## Task goal
Reproduce the stretch of the material below from its first line through the line containing "table-header: MKR MODE", both included, character for character.

>>>

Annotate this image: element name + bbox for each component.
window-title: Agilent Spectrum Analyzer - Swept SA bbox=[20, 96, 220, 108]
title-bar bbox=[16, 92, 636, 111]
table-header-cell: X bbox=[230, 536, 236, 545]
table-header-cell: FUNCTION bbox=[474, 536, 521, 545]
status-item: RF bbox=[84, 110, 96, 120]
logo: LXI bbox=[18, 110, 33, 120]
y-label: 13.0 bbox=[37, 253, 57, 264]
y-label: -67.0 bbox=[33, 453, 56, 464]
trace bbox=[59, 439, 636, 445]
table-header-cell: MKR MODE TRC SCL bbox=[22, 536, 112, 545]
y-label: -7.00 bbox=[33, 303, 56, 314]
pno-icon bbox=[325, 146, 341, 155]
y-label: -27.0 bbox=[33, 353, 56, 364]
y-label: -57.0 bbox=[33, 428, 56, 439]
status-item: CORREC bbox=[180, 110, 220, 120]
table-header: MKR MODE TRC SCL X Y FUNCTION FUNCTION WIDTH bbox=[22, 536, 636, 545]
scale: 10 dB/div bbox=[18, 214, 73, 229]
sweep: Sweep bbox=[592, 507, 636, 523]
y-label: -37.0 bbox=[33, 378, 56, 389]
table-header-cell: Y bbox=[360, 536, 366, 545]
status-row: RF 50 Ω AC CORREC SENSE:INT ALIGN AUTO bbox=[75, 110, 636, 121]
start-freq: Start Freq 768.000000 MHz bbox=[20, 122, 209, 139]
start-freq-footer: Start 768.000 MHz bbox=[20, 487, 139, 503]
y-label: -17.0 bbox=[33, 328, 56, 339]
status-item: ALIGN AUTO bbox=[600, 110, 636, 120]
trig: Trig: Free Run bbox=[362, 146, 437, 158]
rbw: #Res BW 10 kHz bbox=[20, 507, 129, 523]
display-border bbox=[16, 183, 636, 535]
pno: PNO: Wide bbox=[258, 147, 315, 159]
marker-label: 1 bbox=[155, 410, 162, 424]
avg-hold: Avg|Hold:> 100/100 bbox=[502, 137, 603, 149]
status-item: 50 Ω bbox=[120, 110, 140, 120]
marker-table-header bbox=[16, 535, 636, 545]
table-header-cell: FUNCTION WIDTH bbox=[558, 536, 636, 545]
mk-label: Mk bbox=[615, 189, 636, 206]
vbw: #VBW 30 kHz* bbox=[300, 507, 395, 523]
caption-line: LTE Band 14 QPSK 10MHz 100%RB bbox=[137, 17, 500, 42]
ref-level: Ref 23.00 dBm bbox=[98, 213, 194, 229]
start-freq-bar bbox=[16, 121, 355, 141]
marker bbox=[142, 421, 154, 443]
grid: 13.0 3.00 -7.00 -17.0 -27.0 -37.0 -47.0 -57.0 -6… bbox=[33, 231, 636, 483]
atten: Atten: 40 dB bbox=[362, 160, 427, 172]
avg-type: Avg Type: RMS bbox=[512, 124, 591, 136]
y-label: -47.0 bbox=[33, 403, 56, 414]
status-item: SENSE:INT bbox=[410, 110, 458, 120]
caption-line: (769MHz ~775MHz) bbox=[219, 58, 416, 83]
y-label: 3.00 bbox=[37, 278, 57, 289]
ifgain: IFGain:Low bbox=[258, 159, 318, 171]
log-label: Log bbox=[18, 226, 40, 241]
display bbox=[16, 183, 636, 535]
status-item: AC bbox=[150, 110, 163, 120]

<<<

## Output of the exercise
Annotate this image: element name + bbox for each component.
window-title: Agilent Spectrum Analyzer - Swept SA bbox=[20, 96, 220, 108]
title-bar bbox=[16, 92, 636, 111]
table-header-cell: X bbox=[230, 536, 236, 545]
table-header-cell: FUNCTION bbox=[474, 536, 521, 545]
status-item: RF bbox=[84, 110, 96, 120]
logo: LXI bbox=[18, 110, 33, 120]
y-label: 13.0 bbox=[37, 253, 57, 264]
y-label: -67.0 bbox=[33, 453, 56, 464]
trace bbox=[59, 439, 636, 445]
table-header-cell: MKR MODE TRC SCL bbox=[22, 536, 112, 545]
y-label: -7.00 bbox=[33, 303, 56, 314]
pno-icon bbox=[325, 146, 341, 155]
y-label: -27.0 bbox=[33, 353, 56, 364]
y-label: -57.0 bbox=[33, 428, 56, 439]
status-item: CORREC bbox=[180, 110, 220, 120]
table-header: MKR MODE TRC SCL X Y FUNCTION FUNCTION WIDTH bbox=[22, 536, 636, 545]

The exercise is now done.